EXCERPT below:

Open letter urges the European commission to consult with the scientific community before enacting any regulation

Aleksandrs Samuilovs/Shutterstock

Bisphenol A, which is used in epoxy resins that line food tins, is a suspected endocrine disruptor

A group of toxicologists has written to European commission chief scientific adviser Anne Glover urging her to rethink plans to regulate endocrine disrupting chemicals (EDCs). The toxicologists are concerned that the commission, whose strategy on EDCs is due out later this year, have produced draft regulations without consulting the relevant scientific committees.

‘The approach proposed could rewrite well-accepted scientific and regulatory principles … without adequate scientific evidence,’ they write. ‘[We] are therefore writing to urge your review of the emerging policy to ensure that the opinion of relevant scientific committees and member states authorities are taken into account.’

The open letter, signed by 71 scientists based in Europe and the US, adds to the growing debate on EDCs – a label applied to hundreds of common synthetic chemicals suspected of affecting hormonal regulation. Earlier this year, the World Health Organization (WHO) and the United Nations Environmental Programme (UNEP), released a report warning that EDCs could be responsible for serious health problems including cancer, thyroid and reproductive disorders. In light of these concerns, several scientists and politicians are pushing for tougher controls on their use. Suspected EDCs such as bisphenol A have already been banned in some countries, and in May the European parliament voted in favour of a precautionary approach to EDC regulation.

But Daniel Dietrich, a toxicologist at the University of Konstanz, Germany, and a signatory of the letter, claims that political pressure is forcing the introduction of flawed regulations that are ‘based on emotional and pseudo-scientific debate’. ‘In their original draft [the commission’s environment directorate general] have said you are going to have to prove something is not an endocrine disruptor,’ he says. This presents difficulties because ‘scientifically you can never prove absence of effect’.

He argues that there is no need for a special regulatory framework for EDCs. ‘Why should they be different to, say, neurotoxins or dermatoxins? We have a perfectly fit risk assessment procedure for all chemicals,’ he says. He also challenges the claim that EDCs are causing long-term damage, saying that so far ‘there is no absolute absence of evidence of any human impact of these chemicals’.

But Thomas Zoeller, a biologist at the University of Massachusetts Amherst, US, who worked on the WHO/UNEP report, disagrees. ‘A number of studies have demonstrated that chronic disease is now more prevalent than communicable disease. Many chronic diseases certainly have plausible endocrine underpinnings,’ he says. ‘It’s not absolute proof – but the evidence is certainly there to be cautious and I think trivialising that is really not reasonable.’

He says the letter’s authors ‘are concerned about their discipline, and concerned about unwarranted regulations, but they don’t seem to be concerned about public health’.

End of EXCERPT.

EXERCISE REQUIREMENTS:
[1] Using the article on endocrine-disrupting chemicals, say whether each statement agrees with it, answering yes or no and quoting the words that settle it: (a) The open letter was signed by 71 scientists based in Europe and the US. (b) Daniel Dietrich is a toxicologist at the University of Massachusetts Amherst. (c) In May the European parliament voted against a precautionary approach to EDC regulation.
[2] Transcribe the article on endocrine-disrupting chemicals word for word, starting with "The open letter, signed" and going on through "to EDC regulation.".
The listing after this comes from a separate source.

DATA SECTION below:

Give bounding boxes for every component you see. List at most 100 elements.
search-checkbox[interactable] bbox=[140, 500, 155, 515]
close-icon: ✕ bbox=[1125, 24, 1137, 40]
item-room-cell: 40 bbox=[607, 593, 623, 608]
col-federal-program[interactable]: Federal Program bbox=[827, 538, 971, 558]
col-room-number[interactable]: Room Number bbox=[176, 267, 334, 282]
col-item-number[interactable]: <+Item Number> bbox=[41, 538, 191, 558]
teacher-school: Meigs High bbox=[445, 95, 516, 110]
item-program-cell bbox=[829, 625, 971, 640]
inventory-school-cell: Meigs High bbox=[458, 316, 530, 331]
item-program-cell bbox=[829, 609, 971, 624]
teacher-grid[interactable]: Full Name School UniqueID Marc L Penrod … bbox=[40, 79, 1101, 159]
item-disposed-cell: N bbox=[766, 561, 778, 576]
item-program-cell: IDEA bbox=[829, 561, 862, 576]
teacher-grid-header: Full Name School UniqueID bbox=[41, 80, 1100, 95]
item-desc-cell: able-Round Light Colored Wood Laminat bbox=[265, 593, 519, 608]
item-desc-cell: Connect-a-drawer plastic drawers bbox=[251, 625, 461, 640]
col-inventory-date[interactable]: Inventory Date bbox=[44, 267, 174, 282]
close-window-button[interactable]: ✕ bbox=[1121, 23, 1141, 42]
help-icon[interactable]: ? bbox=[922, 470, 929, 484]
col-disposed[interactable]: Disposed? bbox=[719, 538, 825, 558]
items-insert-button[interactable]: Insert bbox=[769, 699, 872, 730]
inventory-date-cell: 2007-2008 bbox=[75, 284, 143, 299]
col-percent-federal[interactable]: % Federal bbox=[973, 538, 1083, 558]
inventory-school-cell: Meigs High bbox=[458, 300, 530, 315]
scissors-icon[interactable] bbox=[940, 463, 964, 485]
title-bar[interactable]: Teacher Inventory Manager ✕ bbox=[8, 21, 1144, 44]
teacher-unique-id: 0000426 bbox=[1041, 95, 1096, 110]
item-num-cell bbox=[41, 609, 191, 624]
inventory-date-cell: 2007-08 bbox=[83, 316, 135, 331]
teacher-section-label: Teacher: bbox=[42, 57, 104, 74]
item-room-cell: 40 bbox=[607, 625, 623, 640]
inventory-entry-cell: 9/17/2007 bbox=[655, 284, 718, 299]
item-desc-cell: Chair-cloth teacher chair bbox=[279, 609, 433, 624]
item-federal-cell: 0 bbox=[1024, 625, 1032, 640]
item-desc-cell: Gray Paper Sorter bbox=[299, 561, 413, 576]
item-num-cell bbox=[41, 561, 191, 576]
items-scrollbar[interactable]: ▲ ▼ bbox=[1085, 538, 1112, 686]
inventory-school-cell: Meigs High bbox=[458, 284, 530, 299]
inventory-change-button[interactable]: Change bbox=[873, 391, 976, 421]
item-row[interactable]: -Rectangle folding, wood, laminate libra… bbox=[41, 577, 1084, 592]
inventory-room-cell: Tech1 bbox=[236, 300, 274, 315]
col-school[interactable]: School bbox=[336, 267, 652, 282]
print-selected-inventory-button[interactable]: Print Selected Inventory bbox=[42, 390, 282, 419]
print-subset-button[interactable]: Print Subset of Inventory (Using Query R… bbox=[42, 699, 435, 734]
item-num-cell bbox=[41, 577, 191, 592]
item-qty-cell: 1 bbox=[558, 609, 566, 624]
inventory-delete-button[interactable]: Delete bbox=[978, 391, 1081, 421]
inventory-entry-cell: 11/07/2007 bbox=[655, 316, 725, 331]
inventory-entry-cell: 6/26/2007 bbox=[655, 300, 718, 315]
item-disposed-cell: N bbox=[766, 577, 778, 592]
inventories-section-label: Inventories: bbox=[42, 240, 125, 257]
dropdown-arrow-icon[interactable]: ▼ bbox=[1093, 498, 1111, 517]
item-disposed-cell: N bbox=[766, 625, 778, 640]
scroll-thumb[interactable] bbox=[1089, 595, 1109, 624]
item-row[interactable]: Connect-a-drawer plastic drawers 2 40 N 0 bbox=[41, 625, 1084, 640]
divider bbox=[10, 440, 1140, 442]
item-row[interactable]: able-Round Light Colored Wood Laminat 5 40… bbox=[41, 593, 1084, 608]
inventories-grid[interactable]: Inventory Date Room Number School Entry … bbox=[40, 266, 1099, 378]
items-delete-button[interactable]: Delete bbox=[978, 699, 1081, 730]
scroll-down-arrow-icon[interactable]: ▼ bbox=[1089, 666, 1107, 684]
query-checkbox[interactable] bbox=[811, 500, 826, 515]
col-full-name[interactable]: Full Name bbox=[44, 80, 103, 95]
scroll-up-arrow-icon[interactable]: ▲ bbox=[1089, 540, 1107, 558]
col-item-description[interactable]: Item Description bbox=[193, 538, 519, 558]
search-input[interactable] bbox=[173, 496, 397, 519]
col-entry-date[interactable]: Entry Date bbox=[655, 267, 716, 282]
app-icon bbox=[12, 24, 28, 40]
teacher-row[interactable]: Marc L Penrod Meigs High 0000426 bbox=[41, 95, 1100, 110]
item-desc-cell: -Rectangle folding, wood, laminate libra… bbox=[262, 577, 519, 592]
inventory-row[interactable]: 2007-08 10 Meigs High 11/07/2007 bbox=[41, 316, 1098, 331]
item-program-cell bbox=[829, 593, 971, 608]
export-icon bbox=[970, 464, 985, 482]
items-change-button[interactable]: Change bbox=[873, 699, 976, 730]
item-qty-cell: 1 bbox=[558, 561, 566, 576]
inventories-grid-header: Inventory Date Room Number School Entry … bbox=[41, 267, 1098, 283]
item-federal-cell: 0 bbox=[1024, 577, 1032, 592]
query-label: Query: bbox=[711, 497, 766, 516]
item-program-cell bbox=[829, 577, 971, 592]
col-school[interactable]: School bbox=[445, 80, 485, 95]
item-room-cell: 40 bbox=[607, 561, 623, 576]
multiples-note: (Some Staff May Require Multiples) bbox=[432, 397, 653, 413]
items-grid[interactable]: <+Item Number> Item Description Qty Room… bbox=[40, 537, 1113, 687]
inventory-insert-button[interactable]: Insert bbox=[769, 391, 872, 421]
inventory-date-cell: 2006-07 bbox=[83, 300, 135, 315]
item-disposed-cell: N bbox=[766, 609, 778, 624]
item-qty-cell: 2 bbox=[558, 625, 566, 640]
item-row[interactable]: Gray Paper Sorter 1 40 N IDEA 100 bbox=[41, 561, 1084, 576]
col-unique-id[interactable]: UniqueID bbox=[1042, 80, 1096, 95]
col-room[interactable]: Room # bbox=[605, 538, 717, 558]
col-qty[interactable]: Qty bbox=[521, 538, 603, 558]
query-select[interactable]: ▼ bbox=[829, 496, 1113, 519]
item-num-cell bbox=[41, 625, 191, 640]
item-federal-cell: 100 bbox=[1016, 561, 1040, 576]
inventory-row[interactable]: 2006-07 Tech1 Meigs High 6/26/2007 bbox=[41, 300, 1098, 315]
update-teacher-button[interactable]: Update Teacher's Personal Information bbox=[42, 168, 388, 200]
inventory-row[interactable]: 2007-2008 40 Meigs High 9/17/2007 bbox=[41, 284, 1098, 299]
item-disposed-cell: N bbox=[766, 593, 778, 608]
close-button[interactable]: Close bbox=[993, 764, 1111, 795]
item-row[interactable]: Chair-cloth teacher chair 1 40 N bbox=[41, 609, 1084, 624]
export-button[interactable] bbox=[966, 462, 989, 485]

End of DATA SECTION.

REPLIES:
[1]
(a) Yes: "signed by 71 scientists based in Europe and the US"
(b) No: "Daniel Dietrich, a toxicologist at the University of Konstanz, Germany"
(c) No: "in May the European parliament voted in favour of a precautionary approach to EDC regulation"

[2]
The open letter, signed by 71 scientists based in Europe and the US, adds to the growing debate on EDCs – a label applied to hundreds of common synthetic chemicals suspected of affecting hormonal regulation. Earlier this year, the World Health Organization (WHO) and the United Nations Environmental Programme (UNEP), released a report warning that EDCs could be responsible for serious health problems including cancer, thyroid and reproductive disorders. In light of these concerns, several scientists and politicians are pushing for tougher controls on their use. Suspected EDCs such as bisphenol A have already been banned in some countries, and in May the European parliament voted in favour of a precautionary approach to EDC regulation.